Please return the full listing below without altering anything.

- **Supplied data**:
-- Begin --
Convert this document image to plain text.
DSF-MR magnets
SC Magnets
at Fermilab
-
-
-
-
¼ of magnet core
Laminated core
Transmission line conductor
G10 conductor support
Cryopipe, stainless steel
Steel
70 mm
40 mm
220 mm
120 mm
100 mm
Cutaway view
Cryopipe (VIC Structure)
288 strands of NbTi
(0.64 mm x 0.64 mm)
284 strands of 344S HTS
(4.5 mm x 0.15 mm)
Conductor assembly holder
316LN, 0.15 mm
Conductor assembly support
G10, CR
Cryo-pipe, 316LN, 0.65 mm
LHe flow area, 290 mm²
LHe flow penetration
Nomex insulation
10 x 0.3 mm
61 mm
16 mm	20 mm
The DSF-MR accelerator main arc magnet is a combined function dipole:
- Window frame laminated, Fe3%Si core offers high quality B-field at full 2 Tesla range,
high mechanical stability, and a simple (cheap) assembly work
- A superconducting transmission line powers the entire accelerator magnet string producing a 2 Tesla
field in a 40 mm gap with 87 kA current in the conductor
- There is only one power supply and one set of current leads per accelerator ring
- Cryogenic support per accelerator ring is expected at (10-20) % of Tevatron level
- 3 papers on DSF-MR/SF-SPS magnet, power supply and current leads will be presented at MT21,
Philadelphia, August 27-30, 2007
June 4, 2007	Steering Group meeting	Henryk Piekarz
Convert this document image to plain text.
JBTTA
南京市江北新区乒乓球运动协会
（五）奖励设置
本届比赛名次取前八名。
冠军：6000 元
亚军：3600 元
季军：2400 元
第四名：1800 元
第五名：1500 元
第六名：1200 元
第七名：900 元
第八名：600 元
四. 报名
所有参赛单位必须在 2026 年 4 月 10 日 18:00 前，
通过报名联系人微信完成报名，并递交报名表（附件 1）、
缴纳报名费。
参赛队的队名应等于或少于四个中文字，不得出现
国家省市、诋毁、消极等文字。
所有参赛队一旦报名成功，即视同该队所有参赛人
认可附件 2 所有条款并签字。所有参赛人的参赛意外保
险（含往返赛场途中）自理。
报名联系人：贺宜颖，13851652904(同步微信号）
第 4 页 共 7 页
-- End --
- **Solution below**:
Convert this document image to plain text.
DSF-MR magnets
SC Magnets
at Fermilab
-
-
-
-
¼ of magnet core
Laminated core
Transmission line conductor
G10 conductor support
Cryopipe, stainless steel
Steel
70 mm
40 mm
220 mm
120 mm
100 mm
Cutaway view
Cryopipe (VIC Structure)
288 strands of NbTi
(0.64 mm x 0.64 mm)
284 strands of 344S HTS
(4.5 mm x 0.15 mm)
Conductor assembly holder
316LN, 0.15 mm
Conductor assembly support
G10, CR
Cryo-pipe, 316LN, 0.65 mm
LHe flow area, 290 mm²
LHe flow penetration
Nomex insulation
10 x 0.3 mm
61 mm
16 mm	20 mm
The DSF-MR accelerator main arc magnet is a combined function dipole:
- Window frame laminated, Fe3%Si core offers high quality B-field at full 2 Tesla range,
high mechanical stability, and a simple (cheap) assembly work
- A superconducting transmission line powers the entire accelerator magnet string producing a 2 Tesla
field in a 40 mm gap with 87 kA current in the conductor
- There is only one power supply and one set of current leads per accelerator ring
- Cryogenic support per accelerator ring is expected at (10-20) % of Tevatron level
- 3 papers on DSF-MR/SF-SPS magnet, power supply and current leads will be presented at MT21,
Philadelphia, August 27-30, 2007
June 4, 2007	Steering Group meeting	Henryk Piekarz
Convert this document image to plain text.
JBTTA
南京市江北新区乒乓球运动协会
（五）奖励设置
本届比赛名次取前八名。
冠军：6000 元
亚军：3600 元
季军：2400 元
第四名：1800 元
第五名：1500 元
第六名：1200 元
第七名：900 元
第八名：600 元
四. 报名
所有参赛单位必须在 2026 年 4 月 10 日 18:00 前，
通过报名联系人微信完成报名，并递交报名表（附件 1）、
缴纳报名费。
参赛队的队名应等于或少于四个中文字，不得出现
国家省市、诋毁、消极等文字。
所有参赛队一旦报名成功，即视同该队所有参赛人
认可附件 2 所有条款并签字。所有参赛人的参赛意外保
险（含往返赛场途中）自理。
报名联系人：贺宜颖，13851652904(同步微信号）
第 4 页 共 7 页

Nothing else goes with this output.